-- BEGIN --

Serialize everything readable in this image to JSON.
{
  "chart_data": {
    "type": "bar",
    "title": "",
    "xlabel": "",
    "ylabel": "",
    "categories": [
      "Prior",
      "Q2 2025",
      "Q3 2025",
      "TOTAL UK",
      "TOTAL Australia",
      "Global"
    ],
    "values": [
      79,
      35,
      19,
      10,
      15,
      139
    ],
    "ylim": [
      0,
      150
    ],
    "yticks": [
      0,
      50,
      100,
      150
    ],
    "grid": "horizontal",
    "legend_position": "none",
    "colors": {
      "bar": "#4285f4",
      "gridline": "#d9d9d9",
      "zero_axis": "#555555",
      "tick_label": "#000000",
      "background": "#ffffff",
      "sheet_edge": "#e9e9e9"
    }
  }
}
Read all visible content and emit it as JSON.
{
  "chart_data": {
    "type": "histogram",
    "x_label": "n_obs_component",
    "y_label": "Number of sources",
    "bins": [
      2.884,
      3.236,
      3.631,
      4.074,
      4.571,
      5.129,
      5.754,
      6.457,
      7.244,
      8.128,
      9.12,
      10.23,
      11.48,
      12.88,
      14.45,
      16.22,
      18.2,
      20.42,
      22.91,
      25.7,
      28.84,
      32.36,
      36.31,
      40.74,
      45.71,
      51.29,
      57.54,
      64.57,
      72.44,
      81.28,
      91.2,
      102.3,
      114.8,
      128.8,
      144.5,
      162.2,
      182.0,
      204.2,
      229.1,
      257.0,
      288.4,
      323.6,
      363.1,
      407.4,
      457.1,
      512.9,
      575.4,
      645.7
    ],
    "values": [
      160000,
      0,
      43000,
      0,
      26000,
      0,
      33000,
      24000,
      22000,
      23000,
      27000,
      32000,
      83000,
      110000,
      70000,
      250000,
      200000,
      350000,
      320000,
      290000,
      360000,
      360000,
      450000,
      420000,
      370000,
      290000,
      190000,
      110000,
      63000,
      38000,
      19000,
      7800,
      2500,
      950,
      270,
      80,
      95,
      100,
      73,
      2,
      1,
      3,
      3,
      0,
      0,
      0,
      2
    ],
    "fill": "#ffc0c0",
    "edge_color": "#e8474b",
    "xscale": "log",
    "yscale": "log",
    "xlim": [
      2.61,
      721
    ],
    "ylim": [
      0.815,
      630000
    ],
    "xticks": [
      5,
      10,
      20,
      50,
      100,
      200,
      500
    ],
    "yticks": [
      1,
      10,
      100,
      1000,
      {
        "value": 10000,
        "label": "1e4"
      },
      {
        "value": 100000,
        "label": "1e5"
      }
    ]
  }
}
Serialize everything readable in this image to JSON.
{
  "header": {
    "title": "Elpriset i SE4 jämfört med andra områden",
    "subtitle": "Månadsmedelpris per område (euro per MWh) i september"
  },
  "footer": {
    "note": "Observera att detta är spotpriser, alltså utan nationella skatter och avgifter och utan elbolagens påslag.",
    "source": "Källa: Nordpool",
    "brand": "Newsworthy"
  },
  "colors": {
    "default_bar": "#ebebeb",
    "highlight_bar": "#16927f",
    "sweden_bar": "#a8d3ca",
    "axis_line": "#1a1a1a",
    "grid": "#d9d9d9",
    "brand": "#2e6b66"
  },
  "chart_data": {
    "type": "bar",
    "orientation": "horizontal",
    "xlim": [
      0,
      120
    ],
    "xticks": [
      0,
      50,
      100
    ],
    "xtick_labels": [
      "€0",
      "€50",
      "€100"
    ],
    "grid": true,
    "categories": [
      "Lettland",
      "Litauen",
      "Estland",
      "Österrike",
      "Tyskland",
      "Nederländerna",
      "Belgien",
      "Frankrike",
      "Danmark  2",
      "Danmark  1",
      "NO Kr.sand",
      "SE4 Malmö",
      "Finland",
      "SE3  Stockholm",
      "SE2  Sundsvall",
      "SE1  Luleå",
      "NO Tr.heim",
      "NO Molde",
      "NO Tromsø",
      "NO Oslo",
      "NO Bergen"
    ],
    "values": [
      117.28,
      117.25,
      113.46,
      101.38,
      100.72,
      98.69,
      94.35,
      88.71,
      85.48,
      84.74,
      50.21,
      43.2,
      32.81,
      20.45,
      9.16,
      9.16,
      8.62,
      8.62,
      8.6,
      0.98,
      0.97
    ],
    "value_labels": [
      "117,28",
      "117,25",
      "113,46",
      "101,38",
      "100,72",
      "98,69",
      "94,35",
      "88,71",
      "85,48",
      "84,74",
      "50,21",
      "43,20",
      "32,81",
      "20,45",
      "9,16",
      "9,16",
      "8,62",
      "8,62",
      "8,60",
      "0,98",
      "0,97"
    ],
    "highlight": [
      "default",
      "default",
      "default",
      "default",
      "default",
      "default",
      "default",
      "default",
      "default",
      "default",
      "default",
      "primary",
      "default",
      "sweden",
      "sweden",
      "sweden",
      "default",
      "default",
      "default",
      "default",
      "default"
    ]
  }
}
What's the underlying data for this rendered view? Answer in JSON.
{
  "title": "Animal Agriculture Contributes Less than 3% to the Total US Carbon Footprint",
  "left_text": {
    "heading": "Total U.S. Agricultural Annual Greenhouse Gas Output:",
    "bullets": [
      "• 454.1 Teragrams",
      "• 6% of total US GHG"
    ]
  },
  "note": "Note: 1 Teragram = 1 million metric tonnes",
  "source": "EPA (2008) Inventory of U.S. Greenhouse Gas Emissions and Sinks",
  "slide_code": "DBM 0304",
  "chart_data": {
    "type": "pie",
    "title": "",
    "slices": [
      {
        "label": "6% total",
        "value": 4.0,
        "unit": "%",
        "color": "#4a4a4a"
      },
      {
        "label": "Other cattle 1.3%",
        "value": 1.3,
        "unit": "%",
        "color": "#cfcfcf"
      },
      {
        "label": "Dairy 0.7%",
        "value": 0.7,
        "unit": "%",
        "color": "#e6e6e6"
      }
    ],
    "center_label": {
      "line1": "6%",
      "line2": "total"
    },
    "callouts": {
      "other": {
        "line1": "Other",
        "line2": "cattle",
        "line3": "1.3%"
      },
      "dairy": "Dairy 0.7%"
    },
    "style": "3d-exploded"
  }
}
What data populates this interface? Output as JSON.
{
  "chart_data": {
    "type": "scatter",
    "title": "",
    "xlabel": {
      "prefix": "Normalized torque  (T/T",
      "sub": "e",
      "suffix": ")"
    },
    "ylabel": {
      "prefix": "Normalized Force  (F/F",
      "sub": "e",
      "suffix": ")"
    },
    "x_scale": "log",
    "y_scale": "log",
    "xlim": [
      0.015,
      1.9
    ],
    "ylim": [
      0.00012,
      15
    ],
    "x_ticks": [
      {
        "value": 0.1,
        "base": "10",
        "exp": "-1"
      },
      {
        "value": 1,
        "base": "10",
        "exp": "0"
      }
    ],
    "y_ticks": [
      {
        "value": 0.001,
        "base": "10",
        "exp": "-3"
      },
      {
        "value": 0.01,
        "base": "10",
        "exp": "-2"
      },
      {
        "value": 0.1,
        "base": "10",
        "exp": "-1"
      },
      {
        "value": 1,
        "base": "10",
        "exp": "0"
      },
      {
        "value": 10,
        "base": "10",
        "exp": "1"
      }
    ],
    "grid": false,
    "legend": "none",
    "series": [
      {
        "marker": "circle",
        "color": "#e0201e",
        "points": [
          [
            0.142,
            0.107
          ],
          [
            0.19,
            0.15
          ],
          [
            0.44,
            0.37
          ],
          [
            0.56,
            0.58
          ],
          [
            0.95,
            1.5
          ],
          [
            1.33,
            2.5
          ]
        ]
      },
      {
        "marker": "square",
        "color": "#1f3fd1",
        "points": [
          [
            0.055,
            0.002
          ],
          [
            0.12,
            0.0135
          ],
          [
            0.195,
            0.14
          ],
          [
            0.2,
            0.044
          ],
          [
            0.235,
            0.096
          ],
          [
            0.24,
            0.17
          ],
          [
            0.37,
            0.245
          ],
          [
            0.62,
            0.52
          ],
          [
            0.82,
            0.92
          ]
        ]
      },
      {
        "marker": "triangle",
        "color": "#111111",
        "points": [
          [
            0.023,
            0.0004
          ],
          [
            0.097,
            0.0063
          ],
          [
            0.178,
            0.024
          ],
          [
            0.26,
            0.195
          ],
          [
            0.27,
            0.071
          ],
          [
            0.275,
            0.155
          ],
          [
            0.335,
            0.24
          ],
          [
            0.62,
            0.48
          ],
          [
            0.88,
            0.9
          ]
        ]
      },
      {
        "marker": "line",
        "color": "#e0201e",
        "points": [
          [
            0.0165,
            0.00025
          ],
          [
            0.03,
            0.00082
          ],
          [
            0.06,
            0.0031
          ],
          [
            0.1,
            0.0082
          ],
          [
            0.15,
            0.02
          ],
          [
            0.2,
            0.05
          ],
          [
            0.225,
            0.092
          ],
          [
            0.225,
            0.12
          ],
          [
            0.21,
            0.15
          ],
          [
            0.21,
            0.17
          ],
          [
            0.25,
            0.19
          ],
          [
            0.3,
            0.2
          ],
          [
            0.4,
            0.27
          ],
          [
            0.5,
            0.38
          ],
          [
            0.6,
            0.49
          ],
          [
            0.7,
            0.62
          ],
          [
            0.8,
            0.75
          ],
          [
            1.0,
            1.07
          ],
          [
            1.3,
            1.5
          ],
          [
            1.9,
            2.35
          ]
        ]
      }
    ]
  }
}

-- END --

● What you need to do:
Using the records above, copy each line that contains "horizontal".

● Output:
    "grid": "horizontal",
    "orientation": "horizontal",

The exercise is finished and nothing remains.